Text segment:
-=-=-=-=-

That Moment In Mission: Impossible (1996): Ethan Puts it all Together
Mission: Impossible is a 1996 action thriller about an American agent, under false suspicion of disloyalty, who must discover and expose the real spy without the help of his organization.
So it turns out that the U.S. government doesn’t trust other governments. Shocking, right? But there’s more. The government actually employs people to work covertly and undergo various espionage and secret missions for gathering information, infiltration, confidence scams and more. Hard to believe. These operatives are naturally a rather difficult bunch to uncover. Many work for a top secret agency called the IMF, or Impossible Mission Force, which, by definition means no mission ever succeeds, but RGCFSMF (Reasonably Good Chance For Success Mission Force) just doesn’t have that roll off the tongue quality a good government agency needs.

-=-=-=-=-

Provided material:
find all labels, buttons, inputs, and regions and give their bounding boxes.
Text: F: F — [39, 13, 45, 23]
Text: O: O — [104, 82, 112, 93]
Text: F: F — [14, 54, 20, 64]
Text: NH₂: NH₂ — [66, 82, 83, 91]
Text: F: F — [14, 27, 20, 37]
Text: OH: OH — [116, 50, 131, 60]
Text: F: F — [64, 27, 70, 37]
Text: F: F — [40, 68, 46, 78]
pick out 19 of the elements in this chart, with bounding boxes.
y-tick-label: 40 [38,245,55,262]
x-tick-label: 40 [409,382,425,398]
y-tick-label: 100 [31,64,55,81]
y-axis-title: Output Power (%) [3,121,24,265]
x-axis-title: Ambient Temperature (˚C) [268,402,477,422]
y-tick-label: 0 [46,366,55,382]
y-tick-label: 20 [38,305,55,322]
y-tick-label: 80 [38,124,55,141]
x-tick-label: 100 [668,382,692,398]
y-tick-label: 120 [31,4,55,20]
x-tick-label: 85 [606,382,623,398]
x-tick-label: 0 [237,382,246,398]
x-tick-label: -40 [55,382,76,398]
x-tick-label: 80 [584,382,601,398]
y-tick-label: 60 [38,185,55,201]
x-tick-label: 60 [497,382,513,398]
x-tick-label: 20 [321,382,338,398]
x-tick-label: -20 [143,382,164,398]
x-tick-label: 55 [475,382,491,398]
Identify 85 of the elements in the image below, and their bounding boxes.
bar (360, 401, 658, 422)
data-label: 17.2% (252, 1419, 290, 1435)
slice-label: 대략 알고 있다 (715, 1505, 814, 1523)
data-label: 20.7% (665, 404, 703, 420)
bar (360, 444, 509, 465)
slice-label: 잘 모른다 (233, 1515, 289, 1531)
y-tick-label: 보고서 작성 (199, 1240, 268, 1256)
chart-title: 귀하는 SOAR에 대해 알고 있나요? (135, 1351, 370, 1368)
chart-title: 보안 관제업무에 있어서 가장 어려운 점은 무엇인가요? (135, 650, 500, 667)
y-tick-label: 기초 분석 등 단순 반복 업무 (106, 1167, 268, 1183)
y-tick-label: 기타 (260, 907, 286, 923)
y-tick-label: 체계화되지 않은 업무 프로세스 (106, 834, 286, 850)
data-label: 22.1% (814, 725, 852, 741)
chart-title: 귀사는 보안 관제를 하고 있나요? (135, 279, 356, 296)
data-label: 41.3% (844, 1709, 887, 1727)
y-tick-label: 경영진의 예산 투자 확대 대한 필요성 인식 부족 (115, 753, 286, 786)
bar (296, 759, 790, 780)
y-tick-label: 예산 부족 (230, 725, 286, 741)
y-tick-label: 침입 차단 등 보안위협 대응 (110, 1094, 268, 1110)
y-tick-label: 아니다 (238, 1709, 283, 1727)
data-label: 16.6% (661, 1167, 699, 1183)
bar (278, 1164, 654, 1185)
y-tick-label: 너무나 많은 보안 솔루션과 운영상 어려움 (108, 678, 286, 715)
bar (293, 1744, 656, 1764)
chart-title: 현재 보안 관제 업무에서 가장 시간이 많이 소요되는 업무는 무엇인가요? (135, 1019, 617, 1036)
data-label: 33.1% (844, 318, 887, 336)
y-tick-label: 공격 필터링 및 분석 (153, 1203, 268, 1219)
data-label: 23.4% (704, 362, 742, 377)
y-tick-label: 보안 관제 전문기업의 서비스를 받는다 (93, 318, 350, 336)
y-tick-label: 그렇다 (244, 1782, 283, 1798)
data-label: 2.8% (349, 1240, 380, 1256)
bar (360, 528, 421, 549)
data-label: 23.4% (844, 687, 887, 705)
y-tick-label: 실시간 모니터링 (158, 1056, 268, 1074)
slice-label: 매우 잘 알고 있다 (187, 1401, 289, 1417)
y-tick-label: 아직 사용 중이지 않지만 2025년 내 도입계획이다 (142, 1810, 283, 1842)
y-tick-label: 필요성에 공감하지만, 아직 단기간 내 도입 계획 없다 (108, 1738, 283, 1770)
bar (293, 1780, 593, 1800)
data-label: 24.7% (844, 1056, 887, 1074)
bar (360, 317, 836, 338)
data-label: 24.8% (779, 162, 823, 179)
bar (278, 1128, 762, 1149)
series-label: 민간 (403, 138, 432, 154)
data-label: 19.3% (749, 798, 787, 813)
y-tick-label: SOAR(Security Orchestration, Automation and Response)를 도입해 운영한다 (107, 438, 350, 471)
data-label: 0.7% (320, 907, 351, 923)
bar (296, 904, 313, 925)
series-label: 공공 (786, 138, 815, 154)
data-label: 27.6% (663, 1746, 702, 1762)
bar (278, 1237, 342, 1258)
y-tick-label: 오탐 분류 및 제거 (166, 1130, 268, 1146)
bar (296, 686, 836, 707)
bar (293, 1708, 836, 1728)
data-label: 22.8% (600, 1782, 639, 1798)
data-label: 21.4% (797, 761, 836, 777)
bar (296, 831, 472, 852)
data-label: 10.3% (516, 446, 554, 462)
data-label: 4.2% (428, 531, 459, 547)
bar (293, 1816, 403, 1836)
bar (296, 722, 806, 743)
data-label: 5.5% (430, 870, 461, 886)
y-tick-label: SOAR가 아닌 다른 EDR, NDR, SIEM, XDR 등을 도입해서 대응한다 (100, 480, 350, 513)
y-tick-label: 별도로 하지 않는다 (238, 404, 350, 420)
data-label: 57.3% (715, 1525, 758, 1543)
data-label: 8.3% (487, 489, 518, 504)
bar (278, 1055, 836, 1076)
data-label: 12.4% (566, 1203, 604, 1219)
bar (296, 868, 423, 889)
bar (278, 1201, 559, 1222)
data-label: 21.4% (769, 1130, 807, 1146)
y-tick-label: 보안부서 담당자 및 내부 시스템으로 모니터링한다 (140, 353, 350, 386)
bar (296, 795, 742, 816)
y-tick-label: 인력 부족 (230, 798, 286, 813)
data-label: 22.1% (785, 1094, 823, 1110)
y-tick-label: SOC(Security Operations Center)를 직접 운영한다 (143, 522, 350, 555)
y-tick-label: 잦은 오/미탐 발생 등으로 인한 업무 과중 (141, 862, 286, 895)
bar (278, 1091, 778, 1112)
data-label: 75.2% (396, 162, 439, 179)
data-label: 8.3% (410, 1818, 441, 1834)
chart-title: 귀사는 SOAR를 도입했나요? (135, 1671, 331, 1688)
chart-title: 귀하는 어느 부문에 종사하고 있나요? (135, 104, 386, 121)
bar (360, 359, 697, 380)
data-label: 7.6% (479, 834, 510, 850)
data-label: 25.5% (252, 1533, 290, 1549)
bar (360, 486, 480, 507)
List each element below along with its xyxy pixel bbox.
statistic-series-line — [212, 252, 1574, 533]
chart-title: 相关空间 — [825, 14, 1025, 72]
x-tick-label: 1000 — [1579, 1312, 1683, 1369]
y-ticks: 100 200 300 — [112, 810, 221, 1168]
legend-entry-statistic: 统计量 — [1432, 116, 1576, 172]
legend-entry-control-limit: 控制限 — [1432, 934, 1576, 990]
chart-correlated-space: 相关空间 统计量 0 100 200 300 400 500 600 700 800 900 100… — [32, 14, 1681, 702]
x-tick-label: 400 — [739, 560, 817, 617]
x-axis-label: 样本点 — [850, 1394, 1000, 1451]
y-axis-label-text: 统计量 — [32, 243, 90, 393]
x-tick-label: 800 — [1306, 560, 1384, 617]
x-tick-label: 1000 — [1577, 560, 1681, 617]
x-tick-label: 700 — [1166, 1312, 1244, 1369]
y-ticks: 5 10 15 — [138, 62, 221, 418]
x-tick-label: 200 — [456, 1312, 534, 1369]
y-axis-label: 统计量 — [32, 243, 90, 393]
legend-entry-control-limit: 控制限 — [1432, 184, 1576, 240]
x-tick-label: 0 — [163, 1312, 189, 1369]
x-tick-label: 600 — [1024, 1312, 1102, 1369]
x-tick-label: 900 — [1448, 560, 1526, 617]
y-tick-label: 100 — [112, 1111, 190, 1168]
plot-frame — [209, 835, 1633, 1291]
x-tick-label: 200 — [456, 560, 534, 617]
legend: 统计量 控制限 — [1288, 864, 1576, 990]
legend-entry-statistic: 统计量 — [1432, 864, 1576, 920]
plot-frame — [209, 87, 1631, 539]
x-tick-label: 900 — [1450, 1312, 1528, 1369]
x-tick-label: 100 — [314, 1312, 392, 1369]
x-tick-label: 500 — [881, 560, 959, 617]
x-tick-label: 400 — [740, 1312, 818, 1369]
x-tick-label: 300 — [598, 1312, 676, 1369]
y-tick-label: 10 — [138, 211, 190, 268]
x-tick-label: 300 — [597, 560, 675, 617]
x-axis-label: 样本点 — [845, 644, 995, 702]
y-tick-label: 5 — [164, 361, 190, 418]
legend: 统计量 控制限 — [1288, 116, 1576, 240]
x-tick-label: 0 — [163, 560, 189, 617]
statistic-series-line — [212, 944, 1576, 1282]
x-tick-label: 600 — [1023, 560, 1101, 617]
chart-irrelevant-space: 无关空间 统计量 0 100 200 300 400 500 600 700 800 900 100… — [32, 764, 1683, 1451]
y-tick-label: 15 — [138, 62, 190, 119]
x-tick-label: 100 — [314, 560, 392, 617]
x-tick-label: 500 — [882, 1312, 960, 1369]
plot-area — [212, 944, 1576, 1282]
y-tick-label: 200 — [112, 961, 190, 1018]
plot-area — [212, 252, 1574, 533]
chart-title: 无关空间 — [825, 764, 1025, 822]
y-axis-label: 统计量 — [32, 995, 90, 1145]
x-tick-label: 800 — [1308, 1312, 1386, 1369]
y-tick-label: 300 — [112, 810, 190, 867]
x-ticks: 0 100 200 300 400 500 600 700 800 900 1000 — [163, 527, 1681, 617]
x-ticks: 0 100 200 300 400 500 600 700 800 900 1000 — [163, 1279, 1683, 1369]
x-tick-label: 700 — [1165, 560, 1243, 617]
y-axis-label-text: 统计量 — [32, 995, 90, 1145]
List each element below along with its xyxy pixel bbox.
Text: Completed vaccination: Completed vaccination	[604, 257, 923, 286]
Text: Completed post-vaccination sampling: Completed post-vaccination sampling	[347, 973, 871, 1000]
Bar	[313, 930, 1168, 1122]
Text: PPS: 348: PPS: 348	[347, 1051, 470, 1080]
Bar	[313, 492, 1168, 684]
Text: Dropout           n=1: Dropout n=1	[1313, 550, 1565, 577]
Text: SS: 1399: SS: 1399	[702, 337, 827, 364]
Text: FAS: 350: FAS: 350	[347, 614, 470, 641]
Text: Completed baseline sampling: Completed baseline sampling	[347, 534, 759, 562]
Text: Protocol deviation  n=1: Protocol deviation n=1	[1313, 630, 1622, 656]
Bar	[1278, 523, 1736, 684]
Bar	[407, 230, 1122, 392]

-=-=-=-=-

Your tasks:
a - Write out the Mission: Impossible piece word for word, everything from "So it turns" down to "government agency needs.".
b - Extend the Mission: Impossible piece, picking up right after its final sentence.
The data above is separate material and has nothing to do with the Mission: Impossible piece.

Final answers:
a -
So it turns out that the U.S. government doesn’t trust other governments. Shocking, right? But there’s more. The government actually employs people to work covertly and undergo various espionage and secret missions for gathering information, infiltration, confidence scams and more. Hard to believe. These operatives are naturally a rather difficult bunch to uncover. Many work for a top secret agency called the IMF, or Impossible Mission Force, which, by definition means no mission ever succeeds, but RGCFSMF (Reasonably Good Chance For Success Mission Force) just doesn’t have that roll off the tongue quality a good government agency needs.

b -
The real problem though is this: they’ve gone and put together a list of all non-official cover agents out in the field, meaning coverts undercover who are not protected by the government. It’s called a NOC (knock) list and seems like something that would a number one priority of things not to make, but apparently even spy agencies can’t resist a good list. Either way, the head of one IMF team, Jim Phelps (Jon Voight), just got a mission, which, I should point out, after given the choice, he chose to accept. He and his team are to stop the theft of this NOC list and track the no-gooders responsible. So it’s off to Prague because if you’re gonna stash a list of secret agents anywhere, it might as well be in the largest city in the Czech Republic. (That and the tax breaks offered by city officials for filming there.)
The team are all young hotshots; the best in the business, with Ethan Hunt (Tom Cruise) being one of the team’s finest. For this mission, he’s disguised as a U.S. senator visiting the American embassy where the list is expected to be stolen. Along with him are four others scoping out the building, handling interference and hacking. Phelps is behind the scenes, running the operation from the outside.
Things go terribly wrong. One is killed by a car bomb. One is stabbed in the gut. One gets killed by an elevator because that’s a thing that can happen. And lastly, using his spy wristwatch, Ethan sees his boss, Phelps,get shot on a bridge. With his team killed, Hunt calls in and reports the damage, meeting the IMF director in a fish tank cafe where he is told that the operation was a setup meant to uncover a mole inside the program trying to sell information to an arms dealer named “Max” for what is called “Job 314,” and since Ethan is the only surviving member, well, guess who they suspect?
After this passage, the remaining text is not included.